::: AVAILABLE RECORDS :::

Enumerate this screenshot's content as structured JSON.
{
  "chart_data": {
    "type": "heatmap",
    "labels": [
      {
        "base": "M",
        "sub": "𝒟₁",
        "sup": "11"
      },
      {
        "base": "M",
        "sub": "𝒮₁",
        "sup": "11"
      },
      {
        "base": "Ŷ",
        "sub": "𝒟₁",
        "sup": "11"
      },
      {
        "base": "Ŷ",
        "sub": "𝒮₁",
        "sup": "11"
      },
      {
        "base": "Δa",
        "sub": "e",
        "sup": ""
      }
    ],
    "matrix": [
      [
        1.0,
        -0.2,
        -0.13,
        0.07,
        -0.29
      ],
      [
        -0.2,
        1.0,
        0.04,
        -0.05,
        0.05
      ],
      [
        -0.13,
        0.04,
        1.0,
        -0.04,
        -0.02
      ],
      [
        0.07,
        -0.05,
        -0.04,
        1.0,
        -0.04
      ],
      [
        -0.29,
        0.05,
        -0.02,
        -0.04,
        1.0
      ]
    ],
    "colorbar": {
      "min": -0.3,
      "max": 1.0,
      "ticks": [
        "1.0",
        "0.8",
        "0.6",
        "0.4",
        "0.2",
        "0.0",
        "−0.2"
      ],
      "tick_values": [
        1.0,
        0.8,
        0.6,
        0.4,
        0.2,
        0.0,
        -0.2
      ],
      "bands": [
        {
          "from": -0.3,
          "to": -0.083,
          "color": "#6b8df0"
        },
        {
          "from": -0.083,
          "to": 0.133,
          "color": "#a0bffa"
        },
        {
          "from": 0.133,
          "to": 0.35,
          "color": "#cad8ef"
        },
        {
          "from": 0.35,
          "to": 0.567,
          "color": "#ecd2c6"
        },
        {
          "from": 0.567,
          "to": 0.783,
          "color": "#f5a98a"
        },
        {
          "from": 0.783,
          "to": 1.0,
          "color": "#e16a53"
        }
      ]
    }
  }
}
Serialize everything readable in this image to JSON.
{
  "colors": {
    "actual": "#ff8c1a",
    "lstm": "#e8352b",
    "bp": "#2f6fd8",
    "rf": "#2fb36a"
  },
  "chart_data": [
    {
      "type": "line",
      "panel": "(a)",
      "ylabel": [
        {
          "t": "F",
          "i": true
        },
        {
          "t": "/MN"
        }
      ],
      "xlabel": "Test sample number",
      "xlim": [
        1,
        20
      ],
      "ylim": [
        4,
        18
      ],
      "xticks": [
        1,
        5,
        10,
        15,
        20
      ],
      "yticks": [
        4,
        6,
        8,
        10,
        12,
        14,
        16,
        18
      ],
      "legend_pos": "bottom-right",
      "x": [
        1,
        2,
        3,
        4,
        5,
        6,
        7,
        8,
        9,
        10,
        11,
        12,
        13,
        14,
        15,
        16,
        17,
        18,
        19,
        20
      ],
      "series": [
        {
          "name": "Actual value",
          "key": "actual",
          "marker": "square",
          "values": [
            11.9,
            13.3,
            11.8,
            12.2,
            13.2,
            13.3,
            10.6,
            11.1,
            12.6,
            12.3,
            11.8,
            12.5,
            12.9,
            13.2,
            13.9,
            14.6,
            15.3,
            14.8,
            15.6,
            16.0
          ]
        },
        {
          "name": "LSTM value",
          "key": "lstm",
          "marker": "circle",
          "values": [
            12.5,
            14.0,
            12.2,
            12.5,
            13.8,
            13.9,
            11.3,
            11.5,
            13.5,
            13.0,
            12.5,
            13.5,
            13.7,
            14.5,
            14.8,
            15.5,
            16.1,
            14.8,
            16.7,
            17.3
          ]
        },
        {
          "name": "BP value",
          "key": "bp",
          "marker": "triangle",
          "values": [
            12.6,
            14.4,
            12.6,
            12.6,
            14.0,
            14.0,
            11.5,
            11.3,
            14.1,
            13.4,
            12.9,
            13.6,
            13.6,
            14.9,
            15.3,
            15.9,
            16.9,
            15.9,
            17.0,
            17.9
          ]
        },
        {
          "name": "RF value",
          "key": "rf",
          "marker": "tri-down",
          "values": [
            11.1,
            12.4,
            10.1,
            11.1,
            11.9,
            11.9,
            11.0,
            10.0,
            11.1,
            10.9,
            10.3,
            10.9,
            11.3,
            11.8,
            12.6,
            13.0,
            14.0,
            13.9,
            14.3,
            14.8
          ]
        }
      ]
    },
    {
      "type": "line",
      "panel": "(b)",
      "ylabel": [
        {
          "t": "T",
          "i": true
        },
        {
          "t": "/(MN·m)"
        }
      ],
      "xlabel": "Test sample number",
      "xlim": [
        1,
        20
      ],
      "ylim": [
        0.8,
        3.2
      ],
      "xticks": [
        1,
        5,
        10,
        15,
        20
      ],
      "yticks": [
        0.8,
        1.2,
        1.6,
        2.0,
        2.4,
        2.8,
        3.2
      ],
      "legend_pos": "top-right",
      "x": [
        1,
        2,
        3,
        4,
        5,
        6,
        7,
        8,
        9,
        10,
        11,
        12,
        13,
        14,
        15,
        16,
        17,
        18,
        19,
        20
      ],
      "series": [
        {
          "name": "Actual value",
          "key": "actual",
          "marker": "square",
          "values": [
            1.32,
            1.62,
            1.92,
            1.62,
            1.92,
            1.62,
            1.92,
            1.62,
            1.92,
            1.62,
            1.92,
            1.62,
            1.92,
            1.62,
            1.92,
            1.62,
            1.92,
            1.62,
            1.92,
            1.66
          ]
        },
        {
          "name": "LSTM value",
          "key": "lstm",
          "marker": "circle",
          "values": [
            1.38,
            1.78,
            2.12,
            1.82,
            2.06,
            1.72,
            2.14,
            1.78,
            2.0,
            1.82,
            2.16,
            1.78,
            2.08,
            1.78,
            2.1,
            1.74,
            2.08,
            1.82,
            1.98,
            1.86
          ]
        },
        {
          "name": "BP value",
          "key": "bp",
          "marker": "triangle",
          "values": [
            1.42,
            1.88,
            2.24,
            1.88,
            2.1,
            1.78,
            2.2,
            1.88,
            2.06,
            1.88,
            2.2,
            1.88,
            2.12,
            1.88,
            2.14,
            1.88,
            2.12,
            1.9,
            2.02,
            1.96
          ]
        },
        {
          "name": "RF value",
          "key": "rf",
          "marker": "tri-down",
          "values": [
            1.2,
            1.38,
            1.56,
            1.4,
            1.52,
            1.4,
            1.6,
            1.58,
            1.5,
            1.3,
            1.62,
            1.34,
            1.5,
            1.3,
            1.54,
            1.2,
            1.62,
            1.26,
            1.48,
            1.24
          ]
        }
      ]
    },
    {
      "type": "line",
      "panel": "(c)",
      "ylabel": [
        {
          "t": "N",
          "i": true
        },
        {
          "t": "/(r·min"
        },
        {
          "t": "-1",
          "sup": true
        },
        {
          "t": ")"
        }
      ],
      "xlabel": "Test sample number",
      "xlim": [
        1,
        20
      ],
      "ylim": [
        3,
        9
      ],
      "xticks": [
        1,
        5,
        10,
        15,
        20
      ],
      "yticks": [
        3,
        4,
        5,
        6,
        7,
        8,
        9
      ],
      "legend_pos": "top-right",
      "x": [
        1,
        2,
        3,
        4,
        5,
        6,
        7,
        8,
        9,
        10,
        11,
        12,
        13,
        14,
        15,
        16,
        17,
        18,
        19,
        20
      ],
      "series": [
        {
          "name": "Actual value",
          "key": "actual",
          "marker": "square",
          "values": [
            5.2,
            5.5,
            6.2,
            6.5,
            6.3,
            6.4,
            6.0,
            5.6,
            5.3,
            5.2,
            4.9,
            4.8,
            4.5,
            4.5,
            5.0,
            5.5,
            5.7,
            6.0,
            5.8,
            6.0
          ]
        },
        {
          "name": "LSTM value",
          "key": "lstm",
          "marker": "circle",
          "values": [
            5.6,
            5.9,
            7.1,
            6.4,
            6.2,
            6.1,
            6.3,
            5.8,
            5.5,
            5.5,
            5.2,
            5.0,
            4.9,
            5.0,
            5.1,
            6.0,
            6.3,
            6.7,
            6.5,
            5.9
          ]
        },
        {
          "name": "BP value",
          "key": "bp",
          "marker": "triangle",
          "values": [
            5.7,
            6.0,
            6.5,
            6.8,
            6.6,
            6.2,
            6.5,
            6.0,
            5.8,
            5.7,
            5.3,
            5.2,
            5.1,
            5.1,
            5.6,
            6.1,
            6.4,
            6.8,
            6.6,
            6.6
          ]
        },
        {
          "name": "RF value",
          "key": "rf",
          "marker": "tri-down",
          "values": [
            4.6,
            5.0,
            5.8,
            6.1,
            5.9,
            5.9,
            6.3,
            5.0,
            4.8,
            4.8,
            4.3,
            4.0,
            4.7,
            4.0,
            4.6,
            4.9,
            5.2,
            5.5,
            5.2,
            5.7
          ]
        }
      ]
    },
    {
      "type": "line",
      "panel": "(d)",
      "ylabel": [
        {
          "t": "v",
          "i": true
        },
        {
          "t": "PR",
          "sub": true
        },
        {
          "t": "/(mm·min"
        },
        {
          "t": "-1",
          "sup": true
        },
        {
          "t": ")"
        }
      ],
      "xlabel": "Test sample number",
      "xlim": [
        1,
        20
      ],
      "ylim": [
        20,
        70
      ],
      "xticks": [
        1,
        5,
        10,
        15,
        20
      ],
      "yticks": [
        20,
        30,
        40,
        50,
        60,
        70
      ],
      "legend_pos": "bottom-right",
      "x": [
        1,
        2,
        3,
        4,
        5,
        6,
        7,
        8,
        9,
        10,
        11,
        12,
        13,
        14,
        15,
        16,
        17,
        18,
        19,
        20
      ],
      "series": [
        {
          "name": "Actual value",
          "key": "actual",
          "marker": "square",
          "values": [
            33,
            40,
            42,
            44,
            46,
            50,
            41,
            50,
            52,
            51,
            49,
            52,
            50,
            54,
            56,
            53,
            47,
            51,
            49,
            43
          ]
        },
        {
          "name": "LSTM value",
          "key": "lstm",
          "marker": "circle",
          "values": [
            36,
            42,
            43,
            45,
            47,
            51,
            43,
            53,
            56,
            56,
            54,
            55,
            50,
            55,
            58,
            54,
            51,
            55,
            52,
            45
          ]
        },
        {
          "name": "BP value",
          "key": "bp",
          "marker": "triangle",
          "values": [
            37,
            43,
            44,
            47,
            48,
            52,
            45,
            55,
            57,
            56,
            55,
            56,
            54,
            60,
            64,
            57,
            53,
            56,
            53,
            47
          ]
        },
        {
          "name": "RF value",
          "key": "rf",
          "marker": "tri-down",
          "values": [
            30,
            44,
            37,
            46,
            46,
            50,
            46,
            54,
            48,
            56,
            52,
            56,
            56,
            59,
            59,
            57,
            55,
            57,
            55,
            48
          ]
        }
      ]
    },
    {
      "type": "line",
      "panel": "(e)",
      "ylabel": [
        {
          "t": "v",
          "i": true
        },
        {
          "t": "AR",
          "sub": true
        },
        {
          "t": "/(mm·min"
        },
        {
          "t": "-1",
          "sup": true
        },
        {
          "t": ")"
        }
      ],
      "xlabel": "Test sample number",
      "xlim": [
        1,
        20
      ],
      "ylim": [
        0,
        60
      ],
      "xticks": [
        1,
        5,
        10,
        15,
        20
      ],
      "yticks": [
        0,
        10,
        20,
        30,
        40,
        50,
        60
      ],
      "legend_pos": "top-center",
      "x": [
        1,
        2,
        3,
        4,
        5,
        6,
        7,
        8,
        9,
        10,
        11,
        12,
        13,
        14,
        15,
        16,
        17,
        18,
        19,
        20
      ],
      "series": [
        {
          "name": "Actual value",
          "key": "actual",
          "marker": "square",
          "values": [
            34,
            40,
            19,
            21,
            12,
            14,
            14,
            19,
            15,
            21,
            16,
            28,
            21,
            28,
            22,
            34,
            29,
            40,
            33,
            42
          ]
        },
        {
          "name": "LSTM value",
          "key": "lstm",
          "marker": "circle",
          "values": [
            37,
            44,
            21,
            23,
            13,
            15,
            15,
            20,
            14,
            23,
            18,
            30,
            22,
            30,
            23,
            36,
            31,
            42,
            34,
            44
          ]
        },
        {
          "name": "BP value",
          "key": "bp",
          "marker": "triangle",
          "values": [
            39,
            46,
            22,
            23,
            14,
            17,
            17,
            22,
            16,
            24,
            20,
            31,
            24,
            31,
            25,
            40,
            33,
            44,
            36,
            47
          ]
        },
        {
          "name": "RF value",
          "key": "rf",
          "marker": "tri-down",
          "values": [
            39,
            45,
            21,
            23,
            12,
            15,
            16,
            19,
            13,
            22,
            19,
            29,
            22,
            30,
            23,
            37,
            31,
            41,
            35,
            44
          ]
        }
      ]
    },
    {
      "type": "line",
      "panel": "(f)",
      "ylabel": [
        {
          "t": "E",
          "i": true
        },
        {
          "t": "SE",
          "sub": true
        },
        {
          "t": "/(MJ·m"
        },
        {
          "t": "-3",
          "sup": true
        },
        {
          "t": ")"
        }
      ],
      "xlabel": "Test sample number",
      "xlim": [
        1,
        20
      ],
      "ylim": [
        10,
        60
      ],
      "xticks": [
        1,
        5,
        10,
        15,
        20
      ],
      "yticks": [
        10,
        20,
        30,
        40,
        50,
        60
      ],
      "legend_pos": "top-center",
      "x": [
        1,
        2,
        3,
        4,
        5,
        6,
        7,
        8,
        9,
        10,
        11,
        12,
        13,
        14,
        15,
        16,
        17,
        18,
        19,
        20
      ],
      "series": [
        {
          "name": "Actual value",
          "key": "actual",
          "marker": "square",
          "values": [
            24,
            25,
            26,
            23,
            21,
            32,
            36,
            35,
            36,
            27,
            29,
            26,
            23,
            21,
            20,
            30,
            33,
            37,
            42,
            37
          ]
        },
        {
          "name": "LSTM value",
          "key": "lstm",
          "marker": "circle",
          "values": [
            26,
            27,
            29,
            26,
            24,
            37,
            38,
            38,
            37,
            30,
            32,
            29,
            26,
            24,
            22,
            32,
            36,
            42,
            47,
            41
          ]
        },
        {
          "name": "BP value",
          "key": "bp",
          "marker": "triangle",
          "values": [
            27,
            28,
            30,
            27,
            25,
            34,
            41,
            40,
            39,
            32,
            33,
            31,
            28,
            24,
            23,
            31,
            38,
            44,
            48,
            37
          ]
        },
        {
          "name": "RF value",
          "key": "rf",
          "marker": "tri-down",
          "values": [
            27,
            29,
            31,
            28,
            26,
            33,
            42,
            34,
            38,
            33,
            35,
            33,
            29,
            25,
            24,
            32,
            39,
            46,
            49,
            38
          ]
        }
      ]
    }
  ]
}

:::

• **TO BE DONE**: Read the data above and count the lines that include "JSON". Answer only with the count.

• **EXPECTED ANSWER**: 2